— start —

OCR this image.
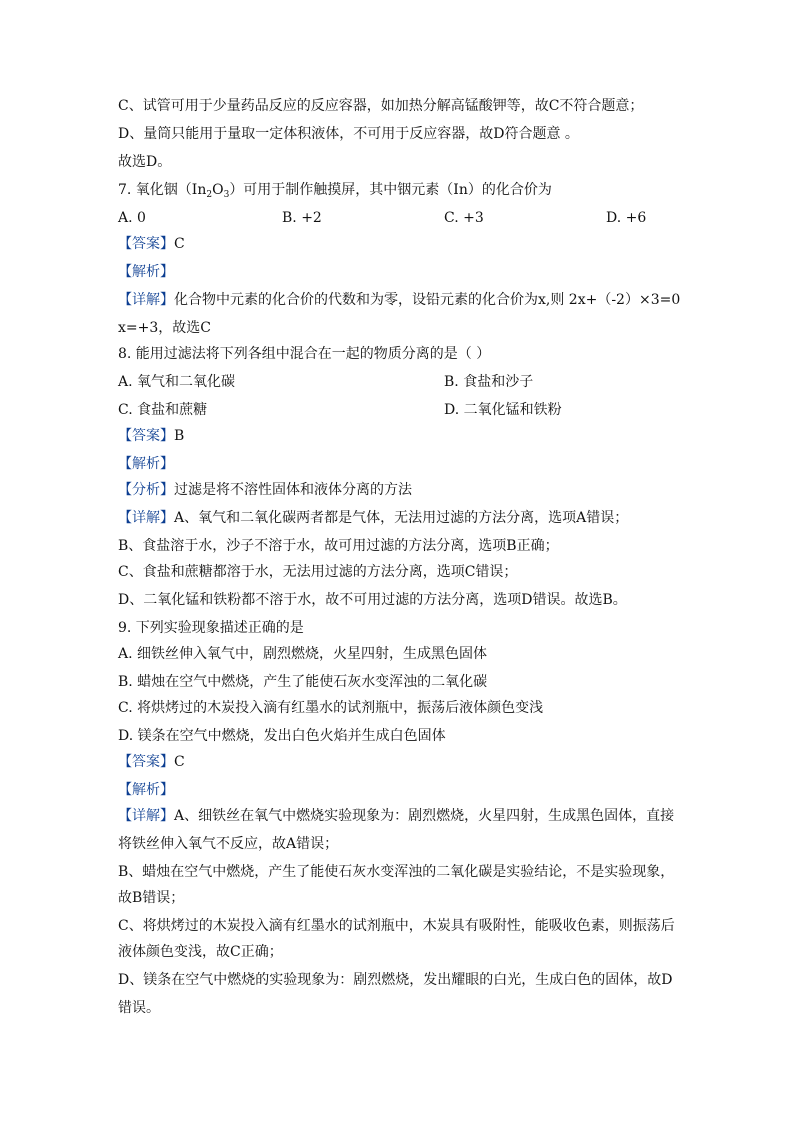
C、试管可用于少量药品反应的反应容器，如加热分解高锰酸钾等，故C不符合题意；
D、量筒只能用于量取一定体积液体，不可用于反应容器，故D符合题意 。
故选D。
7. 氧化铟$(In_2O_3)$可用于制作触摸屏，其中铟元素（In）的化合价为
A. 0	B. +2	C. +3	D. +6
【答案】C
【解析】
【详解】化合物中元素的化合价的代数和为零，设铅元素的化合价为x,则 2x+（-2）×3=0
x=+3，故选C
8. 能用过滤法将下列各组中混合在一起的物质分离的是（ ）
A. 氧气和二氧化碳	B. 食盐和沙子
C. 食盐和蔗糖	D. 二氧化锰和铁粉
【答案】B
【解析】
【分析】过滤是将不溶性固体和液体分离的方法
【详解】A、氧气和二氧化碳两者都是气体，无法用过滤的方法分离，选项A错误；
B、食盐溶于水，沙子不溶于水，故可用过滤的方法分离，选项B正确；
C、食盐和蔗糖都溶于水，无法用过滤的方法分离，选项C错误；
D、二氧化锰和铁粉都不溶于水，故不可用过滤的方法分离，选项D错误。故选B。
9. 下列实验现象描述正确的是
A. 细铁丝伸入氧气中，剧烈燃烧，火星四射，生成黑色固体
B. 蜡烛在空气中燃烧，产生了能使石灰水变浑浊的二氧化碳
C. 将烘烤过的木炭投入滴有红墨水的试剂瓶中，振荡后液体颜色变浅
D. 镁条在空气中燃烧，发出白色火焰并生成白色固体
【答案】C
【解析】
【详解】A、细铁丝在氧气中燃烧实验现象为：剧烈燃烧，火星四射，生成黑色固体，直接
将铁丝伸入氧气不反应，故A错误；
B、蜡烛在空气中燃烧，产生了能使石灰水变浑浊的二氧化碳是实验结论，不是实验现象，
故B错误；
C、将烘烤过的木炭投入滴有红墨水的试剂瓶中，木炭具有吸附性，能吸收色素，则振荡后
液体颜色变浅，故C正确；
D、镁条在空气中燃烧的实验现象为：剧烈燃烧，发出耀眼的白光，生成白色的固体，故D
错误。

— end —
— start —

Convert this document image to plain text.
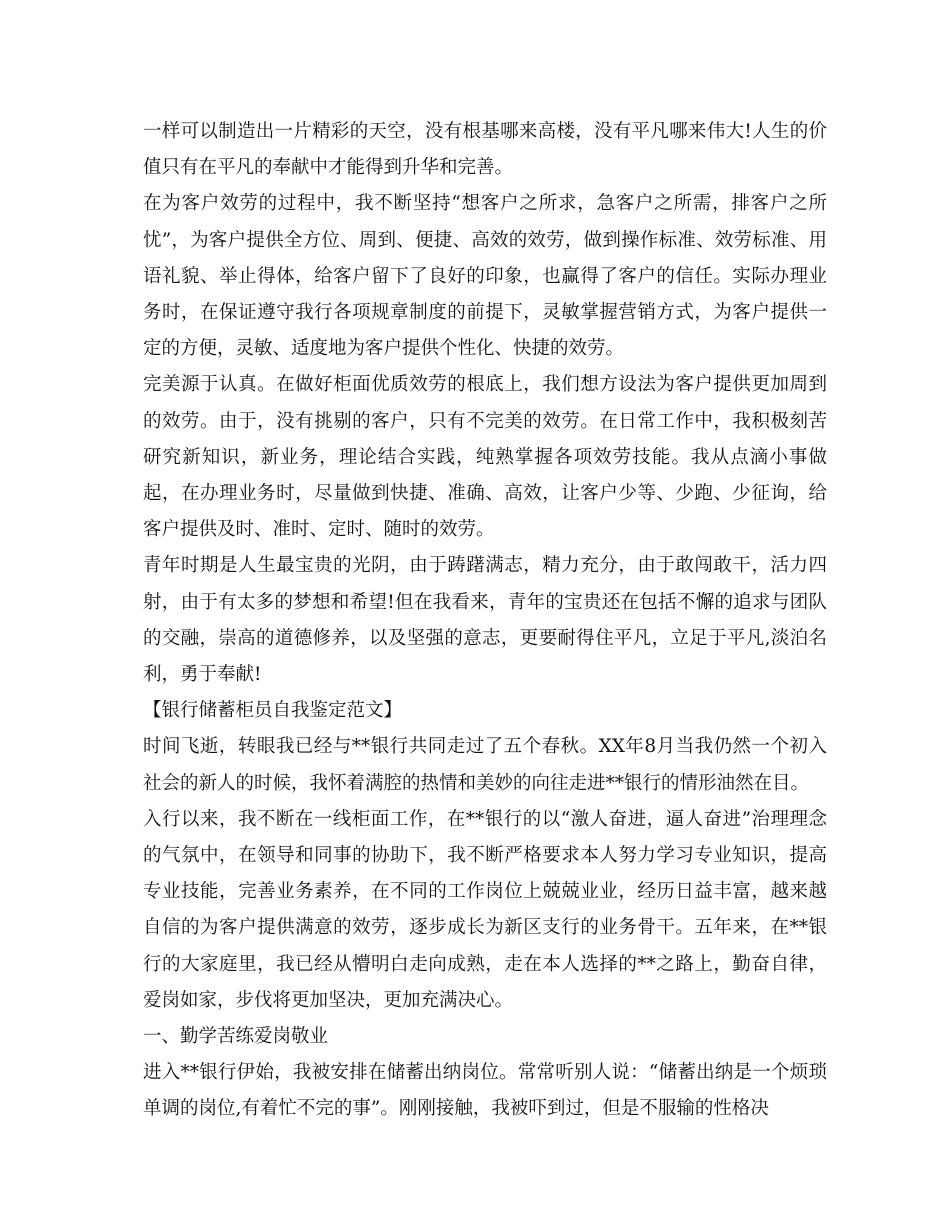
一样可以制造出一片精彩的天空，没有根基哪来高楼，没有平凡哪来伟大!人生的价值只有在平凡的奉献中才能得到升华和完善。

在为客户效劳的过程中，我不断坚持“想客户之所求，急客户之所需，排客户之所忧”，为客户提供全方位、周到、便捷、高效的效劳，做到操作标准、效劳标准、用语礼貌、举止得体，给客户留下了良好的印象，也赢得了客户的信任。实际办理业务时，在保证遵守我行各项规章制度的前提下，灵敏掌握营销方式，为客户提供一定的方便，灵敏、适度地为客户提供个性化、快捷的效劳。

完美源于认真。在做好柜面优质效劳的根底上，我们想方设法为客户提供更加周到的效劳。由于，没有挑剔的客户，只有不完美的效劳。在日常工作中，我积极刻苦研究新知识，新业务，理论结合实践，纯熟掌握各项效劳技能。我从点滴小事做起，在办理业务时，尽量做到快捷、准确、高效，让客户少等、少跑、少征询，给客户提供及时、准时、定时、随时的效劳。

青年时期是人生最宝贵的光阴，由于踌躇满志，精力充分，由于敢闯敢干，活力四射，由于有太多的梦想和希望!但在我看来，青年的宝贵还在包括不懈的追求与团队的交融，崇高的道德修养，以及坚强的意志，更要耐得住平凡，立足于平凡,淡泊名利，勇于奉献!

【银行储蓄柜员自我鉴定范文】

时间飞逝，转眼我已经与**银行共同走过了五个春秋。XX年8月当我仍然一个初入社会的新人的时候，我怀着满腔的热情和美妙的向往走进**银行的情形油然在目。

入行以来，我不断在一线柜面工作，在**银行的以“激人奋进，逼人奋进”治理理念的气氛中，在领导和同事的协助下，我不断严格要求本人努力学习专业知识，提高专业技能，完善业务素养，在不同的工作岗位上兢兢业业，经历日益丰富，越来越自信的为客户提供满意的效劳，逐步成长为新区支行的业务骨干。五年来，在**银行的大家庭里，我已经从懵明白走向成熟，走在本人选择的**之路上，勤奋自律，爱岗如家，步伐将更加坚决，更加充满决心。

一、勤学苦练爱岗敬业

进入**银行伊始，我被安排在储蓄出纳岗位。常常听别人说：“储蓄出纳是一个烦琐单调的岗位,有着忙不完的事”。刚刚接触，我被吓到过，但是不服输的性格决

— end —
— start —

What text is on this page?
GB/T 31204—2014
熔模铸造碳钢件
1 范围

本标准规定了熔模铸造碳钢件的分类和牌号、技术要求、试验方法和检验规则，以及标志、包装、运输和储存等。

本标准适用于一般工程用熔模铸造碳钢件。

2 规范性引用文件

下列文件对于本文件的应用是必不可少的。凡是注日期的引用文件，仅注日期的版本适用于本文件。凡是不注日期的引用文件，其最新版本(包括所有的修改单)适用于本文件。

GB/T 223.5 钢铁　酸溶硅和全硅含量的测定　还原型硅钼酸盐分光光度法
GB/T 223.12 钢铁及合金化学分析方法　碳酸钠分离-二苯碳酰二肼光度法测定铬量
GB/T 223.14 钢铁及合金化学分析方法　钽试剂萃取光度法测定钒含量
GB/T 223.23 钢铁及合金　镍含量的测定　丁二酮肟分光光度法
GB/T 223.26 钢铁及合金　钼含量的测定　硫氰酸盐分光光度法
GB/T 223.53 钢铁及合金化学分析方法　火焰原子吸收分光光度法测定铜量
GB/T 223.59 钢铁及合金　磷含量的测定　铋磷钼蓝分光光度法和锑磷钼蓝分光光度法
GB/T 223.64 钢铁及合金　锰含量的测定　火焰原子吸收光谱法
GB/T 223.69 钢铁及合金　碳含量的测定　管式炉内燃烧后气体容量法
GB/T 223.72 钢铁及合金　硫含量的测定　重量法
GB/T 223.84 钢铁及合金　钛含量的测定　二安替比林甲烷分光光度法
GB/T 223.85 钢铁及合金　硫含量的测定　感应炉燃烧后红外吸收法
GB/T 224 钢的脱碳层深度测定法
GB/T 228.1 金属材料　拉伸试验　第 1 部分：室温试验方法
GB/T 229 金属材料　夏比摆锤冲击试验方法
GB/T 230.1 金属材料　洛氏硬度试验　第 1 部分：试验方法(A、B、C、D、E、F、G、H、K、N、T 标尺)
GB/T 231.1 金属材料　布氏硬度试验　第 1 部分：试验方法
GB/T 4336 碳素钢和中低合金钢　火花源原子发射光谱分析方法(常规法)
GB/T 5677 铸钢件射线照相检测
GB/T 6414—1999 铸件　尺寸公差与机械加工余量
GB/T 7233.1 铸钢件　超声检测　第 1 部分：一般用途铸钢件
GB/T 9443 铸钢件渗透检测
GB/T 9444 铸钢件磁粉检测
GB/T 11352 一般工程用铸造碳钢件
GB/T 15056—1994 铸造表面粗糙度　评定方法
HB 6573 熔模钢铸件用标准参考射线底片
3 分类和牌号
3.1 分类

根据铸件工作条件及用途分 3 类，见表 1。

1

— end —

Task description:
Find the lines with the string "火星四射" and reproduce them.

Solved exercise:
A. 细铁丝伸入氧气中，剧烈燃烧，火星四射，生成黑色固体
【详解】A、细铁丝在氧气中燃烧实验现象为：剧烈燃烧，火星四射，生成黑色固体，直接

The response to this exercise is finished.